• Directions
Rewrite the data in the stretch from the line containing "Enumerate the UI" through the line containing "node-install-plugin[interactable]: Install Plugin", replacing "Enumerate" with "List" and leaving everything else unchanged.

• Excerpted data
========

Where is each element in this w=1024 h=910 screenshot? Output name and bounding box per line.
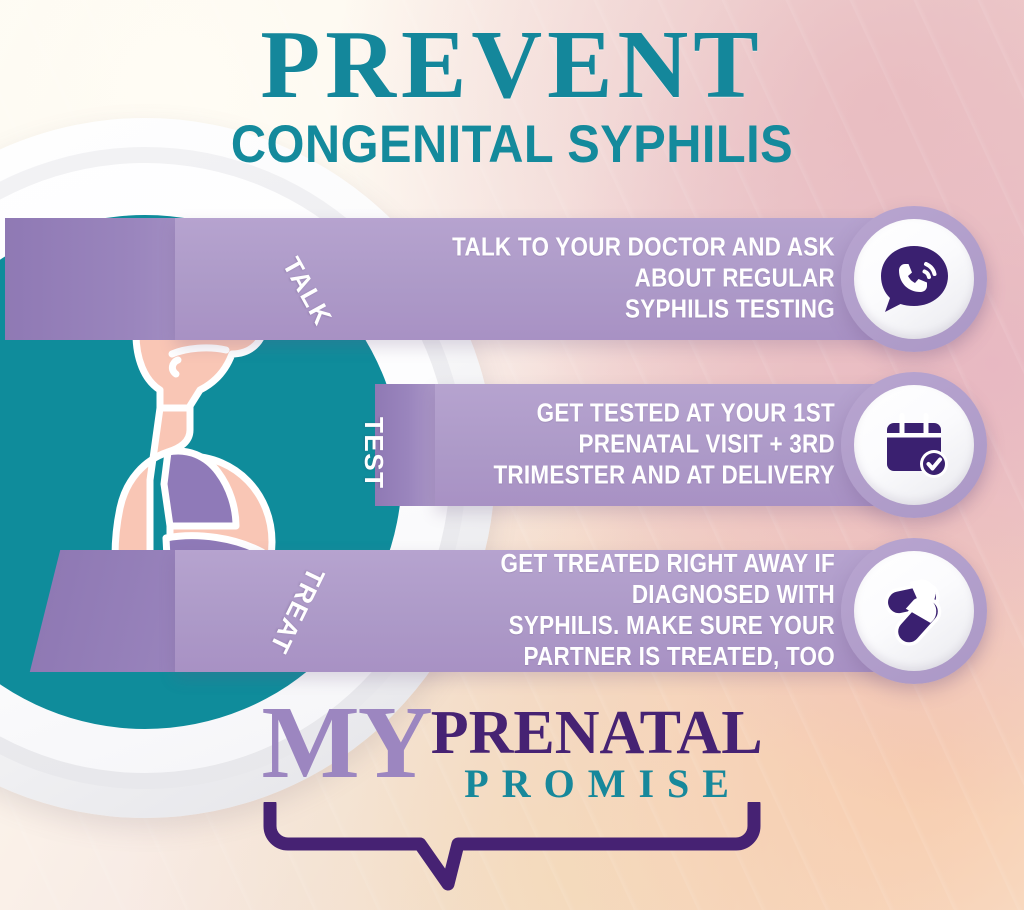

========

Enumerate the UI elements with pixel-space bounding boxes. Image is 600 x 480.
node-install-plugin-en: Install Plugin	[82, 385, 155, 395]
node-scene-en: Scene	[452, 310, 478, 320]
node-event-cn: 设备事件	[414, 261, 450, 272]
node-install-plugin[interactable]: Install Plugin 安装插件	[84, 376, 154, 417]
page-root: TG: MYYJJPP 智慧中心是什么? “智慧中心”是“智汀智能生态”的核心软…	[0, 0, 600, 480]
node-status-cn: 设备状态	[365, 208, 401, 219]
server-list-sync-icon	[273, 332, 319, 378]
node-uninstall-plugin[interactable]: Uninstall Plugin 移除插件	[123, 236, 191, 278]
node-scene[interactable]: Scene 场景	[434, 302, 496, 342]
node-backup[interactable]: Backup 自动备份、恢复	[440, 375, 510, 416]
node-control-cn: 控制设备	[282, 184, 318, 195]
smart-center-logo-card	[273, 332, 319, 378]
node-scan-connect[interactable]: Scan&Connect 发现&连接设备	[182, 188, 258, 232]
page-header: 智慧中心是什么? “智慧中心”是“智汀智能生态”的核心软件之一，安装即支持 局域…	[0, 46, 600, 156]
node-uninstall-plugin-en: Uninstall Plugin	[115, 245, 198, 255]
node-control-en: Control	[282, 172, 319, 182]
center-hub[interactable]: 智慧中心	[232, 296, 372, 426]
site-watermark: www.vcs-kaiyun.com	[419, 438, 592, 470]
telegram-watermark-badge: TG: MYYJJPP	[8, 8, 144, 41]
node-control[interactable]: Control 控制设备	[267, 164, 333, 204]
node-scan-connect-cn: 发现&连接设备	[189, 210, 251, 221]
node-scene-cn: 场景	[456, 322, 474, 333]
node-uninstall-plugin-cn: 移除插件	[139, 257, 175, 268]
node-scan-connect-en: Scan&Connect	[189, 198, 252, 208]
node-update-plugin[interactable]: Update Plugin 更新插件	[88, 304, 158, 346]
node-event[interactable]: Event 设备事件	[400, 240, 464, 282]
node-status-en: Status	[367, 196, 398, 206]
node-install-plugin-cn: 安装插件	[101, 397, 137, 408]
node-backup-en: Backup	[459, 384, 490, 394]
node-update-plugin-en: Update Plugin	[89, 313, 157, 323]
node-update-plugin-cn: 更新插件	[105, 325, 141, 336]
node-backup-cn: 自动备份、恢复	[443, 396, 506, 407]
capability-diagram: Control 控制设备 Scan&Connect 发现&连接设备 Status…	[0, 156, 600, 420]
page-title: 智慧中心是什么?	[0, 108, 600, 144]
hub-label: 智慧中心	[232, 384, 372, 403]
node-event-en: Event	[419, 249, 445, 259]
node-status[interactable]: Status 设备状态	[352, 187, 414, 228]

========

• Answer
List the UI elements with pixel-space bounding boxes. Image is 600 x 480.
node-install-plugin-en: Install Plugin	[82, 385, 155, 395]
node-scene-en: Scene	[452, 310, 478, 320]
node-event-cn: 设备事件	[414, 261, 450, 272]
node-install-plugin[interactable]: Install Plugin 安装插件	[84, 376, 154, 417]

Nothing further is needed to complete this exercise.